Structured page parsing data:

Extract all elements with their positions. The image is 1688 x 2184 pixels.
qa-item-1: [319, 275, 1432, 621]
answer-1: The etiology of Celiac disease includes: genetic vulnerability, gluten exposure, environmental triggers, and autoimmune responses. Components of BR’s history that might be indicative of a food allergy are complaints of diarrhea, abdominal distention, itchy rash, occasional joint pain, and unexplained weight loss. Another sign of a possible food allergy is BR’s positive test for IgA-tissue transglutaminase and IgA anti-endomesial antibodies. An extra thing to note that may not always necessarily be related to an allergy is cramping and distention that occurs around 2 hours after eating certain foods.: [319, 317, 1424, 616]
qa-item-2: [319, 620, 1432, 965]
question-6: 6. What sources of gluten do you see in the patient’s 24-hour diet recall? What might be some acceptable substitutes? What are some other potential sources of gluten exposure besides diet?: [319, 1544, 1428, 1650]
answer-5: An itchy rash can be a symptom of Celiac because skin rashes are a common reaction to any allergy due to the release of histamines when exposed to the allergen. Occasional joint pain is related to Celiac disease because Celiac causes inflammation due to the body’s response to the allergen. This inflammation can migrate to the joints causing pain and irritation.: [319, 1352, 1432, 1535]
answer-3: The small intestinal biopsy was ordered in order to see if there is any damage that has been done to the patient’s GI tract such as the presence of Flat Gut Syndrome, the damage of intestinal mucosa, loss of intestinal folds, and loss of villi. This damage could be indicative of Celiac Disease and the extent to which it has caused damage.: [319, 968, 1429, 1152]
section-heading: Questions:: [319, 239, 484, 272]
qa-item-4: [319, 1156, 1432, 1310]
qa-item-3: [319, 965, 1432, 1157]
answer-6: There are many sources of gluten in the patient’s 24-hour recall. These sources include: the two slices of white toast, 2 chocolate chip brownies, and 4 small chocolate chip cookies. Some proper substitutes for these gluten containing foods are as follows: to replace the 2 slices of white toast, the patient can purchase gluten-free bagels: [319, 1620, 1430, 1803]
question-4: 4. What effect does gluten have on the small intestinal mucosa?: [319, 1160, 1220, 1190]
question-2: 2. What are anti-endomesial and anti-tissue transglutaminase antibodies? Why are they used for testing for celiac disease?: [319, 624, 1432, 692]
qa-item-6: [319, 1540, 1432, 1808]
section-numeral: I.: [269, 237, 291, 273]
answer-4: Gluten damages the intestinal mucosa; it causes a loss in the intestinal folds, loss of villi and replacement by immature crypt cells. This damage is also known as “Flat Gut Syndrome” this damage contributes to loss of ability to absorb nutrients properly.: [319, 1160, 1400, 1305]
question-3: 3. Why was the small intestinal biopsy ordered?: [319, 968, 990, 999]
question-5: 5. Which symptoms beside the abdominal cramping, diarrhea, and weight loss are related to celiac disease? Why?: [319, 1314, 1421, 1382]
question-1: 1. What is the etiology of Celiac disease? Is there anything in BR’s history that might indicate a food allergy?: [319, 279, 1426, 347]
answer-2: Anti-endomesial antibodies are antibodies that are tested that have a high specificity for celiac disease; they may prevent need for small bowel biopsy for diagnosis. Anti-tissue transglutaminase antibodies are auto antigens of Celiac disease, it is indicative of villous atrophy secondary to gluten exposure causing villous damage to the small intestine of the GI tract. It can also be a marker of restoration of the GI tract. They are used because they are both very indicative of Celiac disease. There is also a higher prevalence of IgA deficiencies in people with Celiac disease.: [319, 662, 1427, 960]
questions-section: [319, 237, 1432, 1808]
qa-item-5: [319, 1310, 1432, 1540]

▸ **Requirement**: Write out every entry again so that each line matches the original exactly.

▸ **Solution to this problem**:
Extract all elements with their positions. The image is 1688 x 2184 pixels.
qa-item-1: [319, 275, 1432, 621]
answer-1: The etiology of Celiac disease includes: genetic vulnerability, gluten exposure, environmental triggers, and autoimmune responses. Components of BR’s history that might be indicative of a food allergy are complaints of diarrhea, abdominal distention, itchy rash, occasional joint pain, and unexplained weight loss. Another sign of a possible food allergy is BR’s positive test for IgA-tissue transglutaminase and IgA anti-endomesial antibodies. An extra thing to note that may not always necessarily be related to an allergy is cramping and distention that occurs around 2 hours after eating certain foods.: [319, 317, 1424, 616]
qa-item-2: [319, 620, 1432, 965]
question-6: 6. What sources of gluten do you see in the patient’s 24-hour diet recall? What might be some acceptable substitutes? What are some other potential sources of gluten exposure besides diet?: [319, 1544, 1428, 1650]
answer-5: An itchy rash can be a symptom of Celiac because skin rashes are a common reaction to any allergy due to the release of histamines when exposed to the allergen. Occasional joint pain is related to Celiac disease because Celiac causes inflammation due to the body’s response to the allergen. This inflammation can migrate to the joints causing pain and irritation.: [319, 1352, 1432, 1535]
answer-3: The small intestinal biopsy was ordered in order to see if there is any damage that has been done to the patient’s GI tract such as the presence of Flat Gut Syndrome, the damage of intestinal mucosa, loss of intestinal folds, and loss of villi. This damage could be indicative of Celiac Disease and the extent to which it has caused damage.: [319, 968, 1429, 1152]
section-heading: Questions:: [319, 239, 484, 272]
qa-item-4: [319, 1156, 1432, 1310]
qa-item-3: [319, 965, 1432, 1157]
answer-6: There are many sources of gluten in the patient’s 24-hour recall. These sources include: the two slices of white toast, 2 chocolate chip brownies, and 4 small chocolate chip cookies. Some proper substitutes for these gluten containing foods are as follows: to replace the 2 slices of white toast, the patient can purchase gluten-free bagels: [319, 1620, 1430, 1803]
question-4: 4. What effect does gluten have on the small intestinal mucosa?: [319, 1160, 1220, 1190]
question-2: 2. What are anti-endomesial and anti-tissue transglutaminase antibodies? Why are they used for testing for celiac disease?: [319, 624, 1432, 692]
qa-item-6: [319, 1540, 1432, 1808]
section-numeral: I.: [269, 237, 291, 273]
answer-4: Gluten damages the intestinal mucosa; it causes a loss in the intestinal folds, loss of villi and replacement by immature crypt cells. This damage is also known as “Flat Gut Syndrome” this damage contributes to loss of ability to absorb nutrients properly.: [319, 1160, 1400, 1305]
question-3: 3. Why was the small intestinal biopsy ordered?: [319, 968, 990, 999]
question-5: 5. Which symptoms beside the abdominal cramping, diarrhea, and weight loss are related to celiac disease? Why?: [319, 1314, 1421, 1382]
question-1: 1. What is the etiology of Celiac disease? Is there anything in BR’s history that might indicate a food allergy?: [319, 279, 1426, 347]
answer-2: Anti-endomesial antibodies are antibodies that are tested that have a high specificity for celiac disease; they may prevent need for small bowel biopsy for diagnosis. Anti-tissue transglutaminase antibodies are auto antigens of Celiac disease, it is indicative of villous atrophy secondary to gluten exposure causing villous damage to the small intestine of the GI tract. It can also be a marker of restoration of the GI tract. They are used because they are both very indicative of Celiac disease. There is also a higher prevalence of IgA deficiencies in people with Celiac disease.: [319, 662, 1427, 960]
questions-section: [319, 237, 1432, 1808]
qa-item-5: [319, 1310, 1432, 1540]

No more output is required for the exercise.